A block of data
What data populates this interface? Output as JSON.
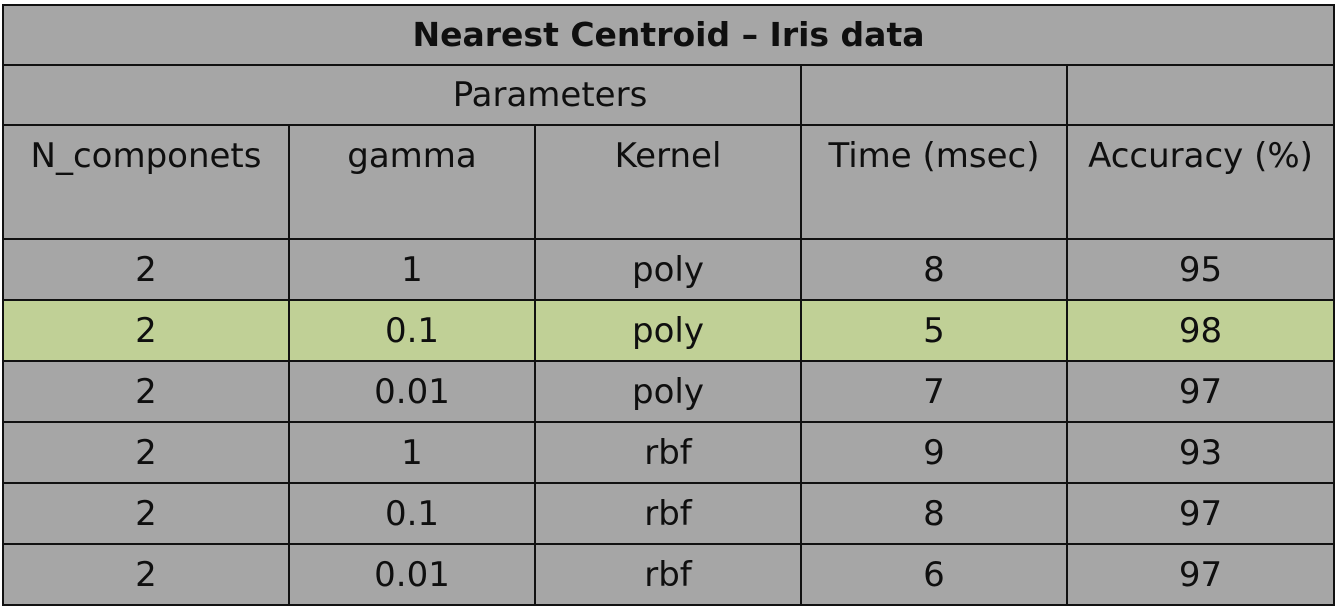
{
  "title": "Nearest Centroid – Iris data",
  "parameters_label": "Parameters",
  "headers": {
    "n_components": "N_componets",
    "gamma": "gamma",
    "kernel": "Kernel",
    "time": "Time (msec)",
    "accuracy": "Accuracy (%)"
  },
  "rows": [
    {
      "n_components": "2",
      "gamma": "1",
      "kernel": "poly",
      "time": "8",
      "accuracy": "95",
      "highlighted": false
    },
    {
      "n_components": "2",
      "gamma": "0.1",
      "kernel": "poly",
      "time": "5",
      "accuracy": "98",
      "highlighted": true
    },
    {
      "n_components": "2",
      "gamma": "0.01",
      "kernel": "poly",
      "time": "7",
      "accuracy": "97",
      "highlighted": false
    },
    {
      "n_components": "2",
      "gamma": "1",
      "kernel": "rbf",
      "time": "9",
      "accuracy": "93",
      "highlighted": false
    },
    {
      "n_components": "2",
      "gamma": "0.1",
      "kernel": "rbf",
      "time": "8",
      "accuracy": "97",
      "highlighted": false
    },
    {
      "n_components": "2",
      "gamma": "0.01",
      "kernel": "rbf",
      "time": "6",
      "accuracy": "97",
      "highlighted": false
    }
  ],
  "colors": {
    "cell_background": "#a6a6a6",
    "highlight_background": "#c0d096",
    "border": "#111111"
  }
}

- [What the task asks]: Extract all the data above exactly, excluding every picture.

- [Complete output]:
What data populates this interface? Output as JSON.
{
  "title": "Nearest Centroid – Iris data",
  "parameters_label": "Parameters",
  "headers": {
    "n_components": "N_componets",
    "gamma": "gamma",
    "kernel": "Kernel",
    "time": "Time (msec)",
    "accuracy": "Accuracy (%)"
  },
  "rows": [
    {
      "n_components": "2",
      "gamma": "1",
      "kernel": "poly",
      "time": "8",
      "accuracy": "95",
      "highlighted": false
    },
    {
      "n_components": "2",
      "gamma": "0.1",
      "kernel": "poly",
      "time": "5",
      "accuracy": "98",
      "highlighted": true
    },
    {
      "n_components": "2",
      "gamma": "0.01",
      "kernel": "poly",
      "time": "7",
      "accuracy": "97",
      "highlighted": false
    },
    {
      "n_components": "2",
      "gamma": "1",
      "kernel": "rbf",
      "time": "9",
      "accuracy": "93",
      "highlighted": false
    },
    {
      "n_components": "2",
      "gamma": "0.1",
      "kernel": "rbf",
      "time": "8",
      "accuracy": "97",
      "highlighted": false
    },
    {
      "n_components": "2",
      "gamma": "0.01",
      "kernel": "rbf",
      "time": "6",
      "accuracy": "97",
      "highlighted": false
    }
  ],
  "colors": {
    "cell_background": "#a6a6a6",
    "highlight_background": "#c0d096",
    "border": "#111111"
  }
}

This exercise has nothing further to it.